--- Dataset items ---
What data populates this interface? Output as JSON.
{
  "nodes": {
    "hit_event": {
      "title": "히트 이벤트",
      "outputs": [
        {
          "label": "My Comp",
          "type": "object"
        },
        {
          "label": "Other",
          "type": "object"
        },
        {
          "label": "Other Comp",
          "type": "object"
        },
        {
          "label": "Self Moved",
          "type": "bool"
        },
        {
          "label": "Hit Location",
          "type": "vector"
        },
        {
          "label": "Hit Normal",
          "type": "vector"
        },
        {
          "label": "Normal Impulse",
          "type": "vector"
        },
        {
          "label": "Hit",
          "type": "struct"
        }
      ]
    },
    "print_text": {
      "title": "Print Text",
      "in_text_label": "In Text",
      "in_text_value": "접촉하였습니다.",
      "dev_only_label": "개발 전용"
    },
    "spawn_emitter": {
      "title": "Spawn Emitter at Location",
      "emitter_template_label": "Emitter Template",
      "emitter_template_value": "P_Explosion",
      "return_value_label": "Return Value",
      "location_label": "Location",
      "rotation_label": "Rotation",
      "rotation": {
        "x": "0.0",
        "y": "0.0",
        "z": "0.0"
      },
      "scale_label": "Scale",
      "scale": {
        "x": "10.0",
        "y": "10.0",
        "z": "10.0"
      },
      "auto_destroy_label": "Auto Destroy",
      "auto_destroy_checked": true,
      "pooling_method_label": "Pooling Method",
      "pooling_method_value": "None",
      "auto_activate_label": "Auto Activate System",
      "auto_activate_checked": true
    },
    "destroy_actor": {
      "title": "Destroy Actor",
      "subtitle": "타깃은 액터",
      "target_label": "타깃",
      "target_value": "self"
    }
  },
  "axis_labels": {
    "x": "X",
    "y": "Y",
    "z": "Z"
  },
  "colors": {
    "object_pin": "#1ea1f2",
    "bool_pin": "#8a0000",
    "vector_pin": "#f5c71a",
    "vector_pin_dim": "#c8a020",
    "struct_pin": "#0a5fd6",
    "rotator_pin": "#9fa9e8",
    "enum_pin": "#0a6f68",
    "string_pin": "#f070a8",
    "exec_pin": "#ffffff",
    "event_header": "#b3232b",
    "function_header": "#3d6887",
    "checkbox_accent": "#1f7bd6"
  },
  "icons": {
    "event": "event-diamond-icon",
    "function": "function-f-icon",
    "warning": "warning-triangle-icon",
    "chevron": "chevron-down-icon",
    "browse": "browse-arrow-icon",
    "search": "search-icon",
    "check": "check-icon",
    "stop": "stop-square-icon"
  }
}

--- Challenge ---
Return the material exactly as it stands.

--- Output ---
What data populates this interface? Output as JSON.
{
  "nodes": {
    "hit_event": {
      "title": "히트 이벤트",
      "outputs": [
        {
          "label": "My Comp",
          "type": "object"
        },
        {
          "label": "Other",
          "type": "object"
        },
        {
          "label": "Other Comp",
          "type": "object"
        },
        {
          "label": "Self Moved",
          "type": "bool"
        },
        {
          "label": "Hit Location",
          "type": "vector"
        },
        {
          "label": "Hit Normal",
          "type": "vector"
        },
        {
          "label": "Normal Impulse",
          "type": "vector"
        },
        {
          "label": "Hit",
          "type": "struct"
        }
      ]
    },
    "print_text": {
      "title": "Print Text",
      "in_text_label": "In Text",
      "in_text_value": "접촉하였습니다.",
      "dev_only_label": "개발 전용"
    },
    "spawn_emitter": {
      "title": "Spawn Emitter at Location",
      "emitter_template_label": "Emitter Template",
      "emitter_template_value": "P_Explosion",
      "return_value_label": "Return Value",
      "location_label": "Location",
      "rotation_label": "Rotation",
      "rotation": {
        "x": "0.0",
        "y": "0.0",
        "z": "0.0"
      },
      "scale_label": "Scale",
      "scale": {
        "x": "10.0",
        "y": "10.0",
        "z": "10.0"
      },
      "auto_destroy_label": "Auto Destroy",
      "auto_destroy_checked": true,
      "pooling_method_label": "Pooling Method",
      "pooling_method_value": "None",
      "auto_activate_label": "Auto Activate System",
      "auto_activate_checked": true
    },
    "destroy_actor": {
      "title": "Destroy Actor",
      "subtitle": "타깃은 액터",
      "target_label": "타깃",
      "target_value": "self"
    }
  },
  "axis_labels": {
    "x": "X",
    "y": "Y",
    "z": "Z"
  },
  "colors": {
    "object_pin": "#1ea1f2",
    "bool_pin": "#8a0000",
    "vector_pin": "#f5c71a",
    "vector_pin_dim": "#c8a020",
    "struct_pin": "#0a5fd6",
    "rotator_pin": "#9fa9e8",
    "enum_pin": "#0a6f68",
    "string_pin": "#f070a8",
    "exec_pin": "#ffffff",
    "event_header": "#b3232b",
    "function_header": "#3d6887",
    "checkbox_accent": "#1f7bd6"
  },
  "icons": {
    "event": "event-diamond-icon",
    "function": "function-f-icon",
    "warning": "warning-triangle-icon",
    "chevron": "chevron-down-icon",
    "browse": "browse-arrow-icon",
    "search": "search-icon",
    "check": "check-icon",
    "stop": "stop-square-icon"
  }
}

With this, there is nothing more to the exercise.